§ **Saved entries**

..........

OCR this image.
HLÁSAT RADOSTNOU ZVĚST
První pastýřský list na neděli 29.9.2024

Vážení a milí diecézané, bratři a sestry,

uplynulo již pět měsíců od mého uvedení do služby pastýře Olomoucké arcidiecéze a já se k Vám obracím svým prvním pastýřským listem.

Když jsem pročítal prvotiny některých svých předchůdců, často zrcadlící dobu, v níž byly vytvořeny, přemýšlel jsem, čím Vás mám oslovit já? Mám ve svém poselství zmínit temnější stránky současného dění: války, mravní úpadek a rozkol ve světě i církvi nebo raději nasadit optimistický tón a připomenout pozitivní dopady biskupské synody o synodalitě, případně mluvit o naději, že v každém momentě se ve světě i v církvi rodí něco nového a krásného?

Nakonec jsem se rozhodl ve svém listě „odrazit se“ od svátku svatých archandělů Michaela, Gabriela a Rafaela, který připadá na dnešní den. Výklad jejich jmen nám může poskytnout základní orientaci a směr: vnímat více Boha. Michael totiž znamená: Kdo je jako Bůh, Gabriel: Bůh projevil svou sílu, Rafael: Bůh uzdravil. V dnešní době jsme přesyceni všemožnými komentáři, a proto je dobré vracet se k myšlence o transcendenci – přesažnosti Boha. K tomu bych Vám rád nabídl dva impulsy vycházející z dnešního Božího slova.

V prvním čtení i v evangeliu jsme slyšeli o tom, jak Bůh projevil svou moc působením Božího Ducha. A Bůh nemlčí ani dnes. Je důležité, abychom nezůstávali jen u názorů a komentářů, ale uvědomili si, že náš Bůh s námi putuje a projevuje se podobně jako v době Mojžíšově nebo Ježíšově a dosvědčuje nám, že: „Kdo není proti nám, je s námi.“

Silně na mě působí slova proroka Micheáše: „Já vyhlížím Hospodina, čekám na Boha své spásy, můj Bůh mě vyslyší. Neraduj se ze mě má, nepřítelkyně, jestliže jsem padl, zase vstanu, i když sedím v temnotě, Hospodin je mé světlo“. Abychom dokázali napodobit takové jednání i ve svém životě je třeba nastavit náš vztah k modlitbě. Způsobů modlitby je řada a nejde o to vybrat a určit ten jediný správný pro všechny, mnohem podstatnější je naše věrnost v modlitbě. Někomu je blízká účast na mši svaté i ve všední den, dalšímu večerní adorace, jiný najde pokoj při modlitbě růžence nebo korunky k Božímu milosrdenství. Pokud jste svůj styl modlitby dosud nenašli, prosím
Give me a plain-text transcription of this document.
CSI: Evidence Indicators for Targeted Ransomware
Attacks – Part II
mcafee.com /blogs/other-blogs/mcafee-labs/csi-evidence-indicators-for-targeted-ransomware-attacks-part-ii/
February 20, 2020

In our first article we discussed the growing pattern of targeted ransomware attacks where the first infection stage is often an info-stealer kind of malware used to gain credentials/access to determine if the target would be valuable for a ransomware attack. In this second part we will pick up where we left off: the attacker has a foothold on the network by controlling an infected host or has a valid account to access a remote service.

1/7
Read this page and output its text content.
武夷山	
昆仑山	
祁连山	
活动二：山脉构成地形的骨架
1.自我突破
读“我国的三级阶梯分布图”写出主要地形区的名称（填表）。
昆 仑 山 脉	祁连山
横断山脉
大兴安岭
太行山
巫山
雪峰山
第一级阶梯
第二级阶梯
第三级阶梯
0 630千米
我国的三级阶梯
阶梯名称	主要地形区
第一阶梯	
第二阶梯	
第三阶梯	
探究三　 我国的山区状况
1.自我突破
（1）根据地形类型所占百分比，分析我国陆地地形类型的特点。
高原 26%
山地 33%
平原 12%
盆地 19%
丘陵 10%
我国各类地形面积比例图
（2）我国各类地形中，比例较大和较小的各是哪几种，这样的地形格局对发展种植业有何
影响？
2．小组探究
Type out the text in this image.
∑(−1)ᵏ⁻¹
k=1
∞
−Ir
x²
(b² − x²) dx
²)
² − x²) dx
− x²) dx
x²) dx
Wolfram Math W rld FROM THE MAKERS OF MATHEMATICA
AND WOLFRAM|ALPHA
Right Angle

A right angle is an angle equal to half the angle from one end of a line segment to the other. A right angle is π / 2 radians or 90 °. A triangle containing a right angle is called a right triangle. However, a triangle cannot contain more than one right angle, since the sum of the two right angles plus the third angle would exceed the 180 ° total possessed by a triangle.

..........

§ **TO BE DONE**
Quote every line of the data, word for word.

§ **EXERCISE RESPONSE**
OCR this image.
HLÁSAT RADOSTNOU ZVĚST
První pastýřský list na neděli 29.9.2024

Vážení a milí diecézané, bratři a sestry,

uplynulo již pět měsíců od mého uvedení do služby pastýře Olomoucké arcidiecéze a já se k Vám obracím svým prvním pastýřským listem.

Když jsem pročítal prvotiny některých svých předchůdců, často zrcadlící dobu, v níž byly vytvořeny, přemýšlel jsem, čím Vás mám oslovit já? Mám ve svém poselství zmínit temnější stránky současného dění: války, mravní úpadek a rozkol ve světě i církvi nebo raději nasadit optimistický tón a připomenout pozitivní dopady biskupské synody o synodalitě, případně mluvit o naději, že v každém momentě se ve světě i v církvi rodí něco nového a krásného?

Nakonec jsem se rozhodl ve svém listě „odrazit se“ od svátku svatých archandělů Michaela, Gabriela a Rafaela, který připadá na dnešní den. Výklad jejich jmen nám může poskytnout základní orientaci a směr: vnímat více Boha. Michael totiž znamená: Kdo je jako Bůh, Gabriel: Bůh projevil svou sílu, Rafael: Bůh uzdravil. V dnešní době jsme přesyceni všemožnými komentáři, a proto je dobré vracet se k myšlence o transcendenci – přesažnosti Boha. K tomu bych Vám rád nabídl dva impulsy vycházející z dnešního Božího slova.

V prvním čtení i v evangeliu jsme slyšeli o tom, jak Bůh projevil svou moc působením Božího Ducha. A Bůh nemlčí ani dnes. Je důležité, abychom nezůstávali jen u názorů a komentářů, ale uvědomili si, že náš Bůh s námi putuje a projevuje se podobně jako v době Mojžíšově nebo Ježíšově a dosvědčuje nám, že: „Kdo není proti nám, je s námi.“

Silně na mě působí slova proroka Micheáše: „Já vyhlížím Hospodina, čekám na Boha své spásy, můj Bůh mě vyslyší. Neraduj se ze mě má, nepřítelkyně, jestliže jsem padl, zase vstanu, i když sedím v temnotě, Hospodin je mé světlo“. Abychom dokázali napodobit takové jednání i ve svém životě je třeba nastavit náš vztah k modlitbě. Způsobů modlitby je řada a nejde o to vybrat a určit ten jediný správný pro všechny, mnohem podstatnější je naše věrnost v modlitbě. Někomu je blízká účast na mši svaté i ve všední den, dalšímu večerní adorace, jiný najde pokoj při modlitbě růžence nebo korunky k Božímu milosrdenství. Pokud jste svůj styl modlitby dosud nenašli, prosím
Give me a plain-text transcription of this document.
CSI: Evidence Indicators for Targeted Ransomware
Attacks – Part II
mcafee.com /blogs/other-blogs/mcafee-labs/csi-evidence-indicators-for-targeted-ransomware-attacks-part-ii/
February 20, 2020

In our first article we discussed the growing pattern of targeted ransomware attacks where the first infection stage is often an info-stealer kind of malware used to gain credentials/access to determine if the target would be valuable for a ransomware attack. In this second part we will pick up where we left off: the attacker has a foothold on the network by controlling an infected host or has a valid account to access a remote service.

1/7
Read this page and output its text content.
武夷山	
昆仑山	
祁连山	
活动二：山脉构成地形的骨架
1.自我突破
读“我国的三级阶梯分布图”写出主要地形区的名称（填表）。
昆 仑 山 脉	祁连山
横断山脉
大兴安岭
太行山
巫山
雪峰山
第一级阶梯
第二级阶梯
第三级阶梯
0 630千米
我国的三级阶梯
阶梯名称	主要地形区
第一阶梯	
第二阶梯	
第三阶梯	
探究三　 我国的山区状况
1.自我突破
（1）根据地形类型所占百分比，分析我国陆地地形类型的特点。
高原 26%
山地 33%
平原 12%
盆地 19%
丘陵 10%
我国各类地形面积比例图
（2）我国各类地形中，比例较大和较小的各是哪几种，这样的地形格局对发展种植业有何
影响？
2．小组探究
Type out the text in this image.
∑(−1)ᵏ⁻¹
k=1
∞
−Ir
x²
(b² − x²) dx
²)
² − x²) dx
− x²) dx
x²) dx
Wolfram Math W rld FROM THE MAKERS OF MATHEMATICA
AND WOLFRAM|ALPHA
Right Angle

A right angle is an angle equal to half the angle from one end of a line segment to the other. A right angle is π / 2 radians or 90 °. A triangle containing a right angle is called a right triangle. However, a triangle cannot contain more than one right angle, since the sum of the two right angles plus the third angle would exceed the 180 ° total possessed by a triangle.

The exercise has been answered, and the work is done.